::: THE INPUT
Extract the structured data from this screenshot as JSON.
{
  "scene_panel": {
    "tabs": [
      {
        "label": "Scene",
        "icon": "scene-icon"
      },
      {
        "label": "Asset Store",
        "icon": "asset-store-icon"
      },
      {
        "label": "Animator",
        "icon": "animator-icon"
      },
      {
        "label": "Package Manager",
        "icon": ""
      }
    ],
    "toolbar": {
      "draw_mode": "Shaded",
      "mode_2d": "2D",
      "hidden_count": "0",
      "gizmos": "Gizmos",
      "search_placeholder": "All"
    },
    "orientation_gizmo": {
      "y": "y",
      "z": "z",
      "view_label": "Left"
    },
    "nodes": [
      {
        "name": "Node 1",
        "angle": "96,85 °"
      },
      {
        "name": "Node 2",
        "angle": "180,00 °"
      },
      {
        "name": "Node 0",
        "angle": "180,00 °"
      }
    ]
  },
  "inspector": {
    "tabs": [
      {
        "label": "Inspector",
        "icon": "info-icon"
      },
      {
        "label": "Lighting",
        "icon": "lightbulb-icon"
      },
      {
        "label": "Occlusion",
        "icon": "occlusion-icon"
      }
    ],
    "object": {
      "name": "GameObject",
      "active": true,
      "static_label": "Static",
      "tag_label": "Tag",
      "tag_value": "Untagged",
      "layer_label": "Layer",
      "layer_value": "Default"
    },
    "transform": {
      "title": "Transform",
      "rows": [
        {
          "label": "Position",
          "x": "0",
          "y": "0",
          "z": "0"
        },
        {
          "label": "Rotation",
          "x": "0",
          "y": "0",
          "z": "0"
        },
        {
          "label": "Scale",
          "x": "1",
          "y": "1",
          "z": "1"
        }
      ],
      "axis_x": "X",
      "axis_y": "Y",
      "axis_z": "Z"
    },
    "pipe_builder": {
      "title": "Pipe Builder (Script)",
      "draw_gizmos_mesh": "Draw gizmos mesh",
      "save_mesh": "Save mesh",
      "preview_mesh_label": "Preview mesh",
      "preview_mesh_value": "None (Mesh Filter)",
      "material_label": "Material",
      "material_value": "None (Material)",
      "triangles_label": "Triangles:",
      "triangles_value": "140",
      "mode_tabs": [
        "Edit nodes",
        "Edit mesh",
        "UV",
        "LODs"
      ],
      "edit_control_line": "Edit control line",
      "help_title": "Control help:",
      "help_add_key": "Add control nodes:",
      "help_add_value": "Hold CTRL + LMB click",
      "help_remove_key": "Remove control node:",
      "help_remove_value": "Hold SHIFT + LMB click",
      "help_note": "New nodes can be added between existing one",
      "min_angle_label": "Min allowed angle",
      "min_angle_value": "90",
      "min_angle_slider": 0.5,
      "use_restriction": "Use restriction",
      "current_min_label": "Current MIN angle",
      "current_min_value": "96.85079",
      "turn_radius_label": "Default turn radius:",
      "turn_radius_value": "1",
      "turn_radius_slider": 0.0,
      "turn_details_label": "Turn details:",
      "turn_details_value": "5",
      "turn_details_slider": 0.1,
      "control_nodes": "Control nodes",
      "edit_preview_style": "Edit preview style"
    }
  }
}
::::::
*WHAT THE TASK ASKS*: Write out every record verbatim.

*TASK RESULT*:
Extract the structured data from this screenshot as JSON.
{
  "scene_panel": {
    "tabs": [
      {
        "label": "Scene",
        "icon": "scene-icon"
      },
      {
        "label": "Asset Store",
        "icon": "asset-store-icon"
      },
      {
        "label": "Animator",
        "icon": "animator-icon"
      },
      {
        "label": "Package Manager",
        "icon": ""
      }
    ],
    "toolbar": {
      "draw_mode": "Shaded",
      "mode_2d": "2D",
      "hidden_count": "0",
      "gizmos": "Gizmos",
      "search_placeholder": "All"
    },
    "orientation_gizmo": {
      "y": "y",
      "z": "z",
      "view_label": "Left"
    },
    "nodes": [
      {
        "name": "Node 1",
        "angle": "96,85 °"
      },
      {
        "name": "Node 2",
        "angle": "180,00 °"
      },
      {
        "name": "Node 0",
        "angle": "180,00 °"
      }
    ]
  },
  "inspector": {
    "tabs": [
      {
        "label": "Inspector",
        "icon": "info-icon"
      },
      {
        "label": "Lighting",
        "icon": "lightbulb-icon"
      },
      {
        "label": "Occlusion",
        "icon": "occlusion-icon"
      }
    ],
    "object": {
      "name": "GameObject",
      "active": true,
      "static_label": "Static",
      "tag_label": "Tag",
      "tag_value": "Untagged",
      "layer_label": "Layer",
      "layer_value": "Default"
    },
    "transform": {
      "title": "Transform",
      "rows": [
        {
          "label": "Position",
          "x": "0",
          "y": "0",
          "z": "0"
        },
        {
          "label": "Rotation",
          "x": "0",
          "y": "0",
          "z": "0"
        },
        {
          "label": "Scale",
          "x": "1",
          "y": "1",
          "z": "1"
        }
      ],
      "axis_x": "X",
      "axis_y": "Y",
      "axis_z": "Z"
    },
    "pipe_builder": {
      "title": "Pipe Builder (Script)",
      "draw_gizmos_mesh": "Draw gizmos mesh",
      "save_mesh": "Save mesh",
      "preview_mesh_label": "Preview mesh",
      "preview_mesh_value": "None (Mesh Filter)",
      "material_label": "Material",
      "material_value": "None (Material)",
      "triangles_label": "Triangles:",
      "triangles_value": "140",
      "mode_tabs": [
        "Edit nodes",
        "Edit mesh",
        "UV",
        "LODs"
      ],
      "edit_control_line": "Edit control line",
      "help_title": "Control help:",
      "help_add_key": "Add control nodes:",
      "help_add_value": "Hold CTRL + LMB click",
      "help_remove_key": "Remove control node:",
      "help_remove_value": "Hold SHIFT + LMB click",
      "help_note": "New nodes can be added between existing one",
      "min_angle_label": "Min allowed angle",
      "min_angle_value": "90",
      "min_angle_slider": 0.5,
      "use_restriction": "Use restriction",
      "current_min_label": "Current MIN angle",
      "current_min_value": "96.85079",
      "turn_radius_label": "Default turn radius:",
      "turn_radius_value": "1",
      "turn_radius_slider": 0.0,
      "turn_details_label": "Turn details:",
      "turn_details_value": "5",
      "turn_details_slider": 0.1,
      "control_nodes": "Control nodes",
      "edit_preview_style": "Edit preview style"
    }
  }
}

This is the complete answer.